- Text section
‘I’ve seen around the world today’


Appropriated from moving image productions, here are ‘new’ scenes which see beyond a TV screen to the featured place itself, framing each scene as if I had been there.  The images came about during a recent period of illness during which I was unable to physically place myself in the landscape.

They also reflect my mediated experience of the wider world, having never had the opportunity to travel.  In addition to the idea of the image world as a ‘destination’, the omission of human presence within the content of these images is intentionally contradictory. It acts as a comment on human impact on the environment as a result of mass awareness via the media.

“Landscape is not the ideologically neutral subject many imagine it to be. Rather, it is an historical artifact that can be viewed as a record of the material facts of our social reality and what we have chosen to make of them.” (Bright, 1985, p11)

(One example of this would be the location made famous by the movie The Beach; since the movie the fragile corals have been decimated by tourism.  This once-idyllic cove, on the tiny Thai island of Koh Phi Phi Leh, was the paradise location of The Beach, Danny Boyle’s 2000 film starring Leonardo DiCaprio. It was then pushed by tourism officials in advertising campaigns to entice more wealthy visitors to Thailand. But mass tourism has since taken a vast toll on the fragile coral reefs here: 80% of the coral around the bay has been destroyed, the result of millions of boats dropping anchor on it, tourists treading on and picking it, or poisoning by rubbish and suncream.”

- Extracted data

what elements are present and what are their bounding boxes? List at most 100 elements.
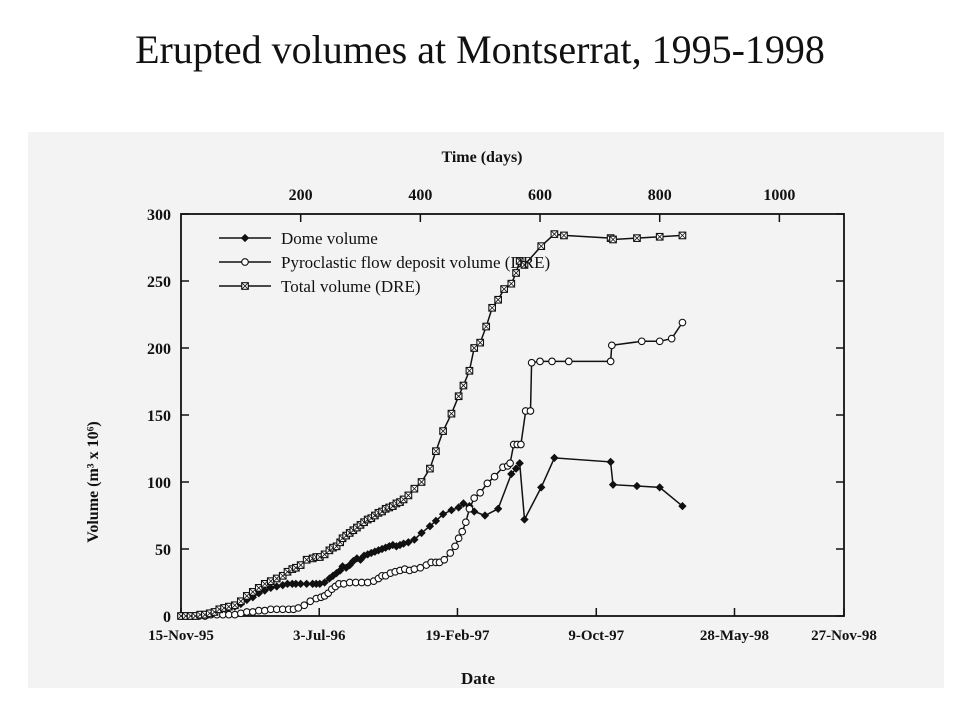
marker-cross (426, 465, 434, 473)
marker-cross (404, 491, 412, 499)
marker-cross (476, 339, 484, 347)
data-point-0 (417, 528, 426, 538)
x-date-tick-label: 3-Jul-96 (293, 628, 346, 644)
data-point-2 (500, 285, 508, 293)
x-day-tick-label: 800 (648, 187, 672, 204)
data-point-2 (465, 366, 474, 375)
data-point-0 (447, 505, 456, 515)
marker-cross (488, 304, 496, 312)
y-tick-label: 0 (163, 609, 171, 626)
x-axis-title: Date (461, 669, 495, 688)
marker-cross (560, 231, 568, 240)
data-point-1 (527, 358, 536, 367)
data-point-1 (667, 334, 676, 343)
marker-cross (609, 235, 617, 244)
data-point-1 (678, 318, 687, 327)
x-date-tick-label: 27-Nov-98 (811, 628, 877, 644)
data-point-0 (459, 499, 468, 508)
data-point-1 (454, 534, 463, 543)
marker-cross (241, 282, 249, 290)
data-point-1 (451, 542, 459, 551)
data-point-1 (506, 459, 514, 468)
marker-cross (455, 392, 463, 400)
marker-cross (447, 410, 456, 418)
series-layer (176, 230, 687, 621)
data-point-1 (476, 488, 485, 497)
data-point-0 (438, 509, 448, 519)
data-point-2 (520, 261, 529, 269)
data-point-0 (454, 503, 463, 512)
data-point-2 (410, 484, 419, 493)
data-point-1 (458, 527, 467, 536)
data-point-0 (655, 483, 664, 492)
data-point-2 (476, 338, 485, 347)
data-point-0 (493, 504, 503, 513)
data-point-2 (454, 392, 463, 401)
data-point-0 (537, 483, 546, 492)
data-point-2 (488, 303, 497, 312)
x-date-tick-label: 9-Oct-97 (568, 628, 624, 644)
legend-marker (241, 282, 249, 290)
data-point-2 (447, 409, 456, 418)
marker-cross (507, 280, 515, 288)
marker-cross (432, 447, 440, 455)
data-point-0 (606, 457, 615, 467)
data-point-2 (482, 322, 491, 331)
data-point-2 (550, 230, 559, 238)
legend-label: Pyroclastic flow deposit volume (DRE) (281, 253, 550, 272)
data-point-2 (459, 381, 468, 390)
x-date-tick-label: 15-Nov-95 (148, 628, 214, 644)
data-point-0 (425, 522, 435, 531)
data-point-0 (507, 469, 516, 479)
marker-cross (678, 231, 687, 240)
data-point-0 (550, 453, 559, 463)
marker-cross (494, 296, 502, 304)
marker-cross (537, 242, 545, 250)
data-point-2 (417, 478, 426, 486)
y-axis-title: Volume (m³ x 10⁶) (85, 421, 102, 542)
data-point-1 (465, 504, 474, 513)
legend-marker (240, 233, 250, 243)
data-point-0 (608, 480, 618, 489)
marker-cross (520, 261, 529, 269)
data-point-2 (560, 231, 568, 240)
data-point-1 (536, 357, 544, 366)
y-tick-label: 50 (155, 542, 171, 559)
marker-cross (439, 427, 447, 435)
data-point-2 (494, 295, 502, 304)
x-day-tick-label: 200 (289, 187, 313, 204)
y-tick-label: 100 (147, 475, 171, 492)
data-point-2 (512, 269, 520, 277)
data-point-1 (526, 407, 535, 415)
y-tick-label: 150 (147, 408, 171, 425)
marker-cross (633, 234, 641, 242)
data-point-1 (517, 440, 525, 449)
x-day-tick-label: 400 (408, 187, 432, 204)
axes: 0 50 100 150 200 250 300 15-Nov-95 3-Jul-96 19-Fe… (147, 187, 877, 644)
y-tick-label: 250 (147, 274, 171, 291)
legend-marker (241, 258, 249, 266)
data-point-0 (404, 538, 413, 547)
data-point-1 (637, 337, 646, 346)
x2-axis-title: Time (days) (441, 149, 522, 166)
x-day-tick-label: 1000 (763, 187, 795, 204)
marker-cross (500, 285, 508, 293)
data-point-0 (632, 481, 642, 491)
data-point-2 (426, 464, 434, 473)
data-point-0 (515, 459, 524, 468)
data-point-0 (480, 511, 490, 520)
marker-cross (512, 269, 520, 277)
data-point-2 (507, 279, 516, 288)
data-point-1 (461, 518, 470, 527)
data-point-2 (655, 232, 664, 241)
data-point-0 (302, 579, 311, 589)
x-date-tick-label: 19-Feb-97 (425, 628, 490, 644)
data-point-2 (609, 235, 617, 244)
legend: Dome volume Pyroclastic flow deposit volu… (219, 229, 550, 296)
data-point-0 (410, 535, 419, 544)
x-date-tick-label: 28-May-98 (700, 628, 769, 644)
data-point-1 (655, 337, 664, 346)
data-point-0 (431, 516, 441, 526)
marker-cross (459, 381, 468, 390)
y-tick-label: 300 (147, 207, 171, 224)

- Task description
Please quote the entire artist statement about the images drawn from television scenes, word for word. The listing is material separate from the artist statement.

- Problem solution
‘I’ve seen around the world today’


Appropriated from moving image productions, here are ‘new’ scenes which see beyond a TV screen to the featured place itself, framing each scene as if I had been there.  The images came about during a recent period of illness during which I was unable to physically place myself in the landscape.

They also reflect my mediated experience of the wider world, having never had the opportunity to travel.  In addition to the idea of the image world as a ‘destination’, the omission of human presence within the content of these images is intentionally contradictory. It acts as a comment on human impact on the environment as a result of mass awareness via the media.

“Landscape is not the ideologically neutral subject many imagine it to be. Rather, it is an historical artifact that can be viewed as a record of the material facts of our social reality and what we have chosen to make of them.” (Bright, 1985, p11)

(One example of this would be the location made famous by the movie The Beach; since the movie the fragile corals have been decimated by tourism.  This once-idyllic cove, on the tiny Thai island of Koh Phi Phi Leh, was the paradise location of The Beach, Danny Boyle’s 2000 film starring Leonardo DiCaprio. It was then pushed by tourism officials in advertising campaigns to entice more wealthy visitors to Thailand. But mass tourism has since taken a vast toll on the fragile coral reefs here: 80% of the coral around the bay has been destroyed, the result of millions of boats dropping anchor on it, tourists treading on and picking it, or poisoning by rubbish and suncream.”